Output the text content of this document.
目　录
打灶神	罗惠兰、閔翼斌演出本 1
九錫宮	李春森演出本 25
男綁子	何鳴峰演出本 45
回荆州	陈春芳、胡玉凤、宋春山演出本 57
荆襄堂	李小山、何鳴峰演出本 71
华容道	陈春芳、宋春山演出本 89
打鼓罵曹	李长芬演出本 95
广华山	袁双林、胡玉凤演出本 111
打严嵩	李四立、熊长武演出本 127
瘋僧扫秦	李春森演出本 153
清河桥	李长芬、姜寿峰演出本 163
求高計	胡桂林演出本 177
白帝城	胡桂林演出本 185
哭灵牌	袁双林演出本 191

·····

### Aim of the exercise:
Output the full listing without altering anything.

### Response:
Output the text content of this document.
目　录
打灶神	罗惠兰、閔翼斌演出本 1
九錫宮	李春森演出本 25
男綁子	何鳴峰演出本 45
回荆州	陈春芳、胡玉凤、宋春山演出本 57
荆襄堂	李小山、何鳴峰演出本 71
华容道	陈春芳、宋春山演出本 89
打鼓罵曹	李长芬演出本 95
广华山	袁双林、胡玉凤演出本 111
打严嵩	李四立、熊长武演出本 127
瘋僧扫秦	李春森演出本 153
清河桥	李长芬、姜寿峰演出本 163
求高計	胡桂林演出本 177
白帝城	胡桂林演出本 185
哭灵牌	袁双林演出本 191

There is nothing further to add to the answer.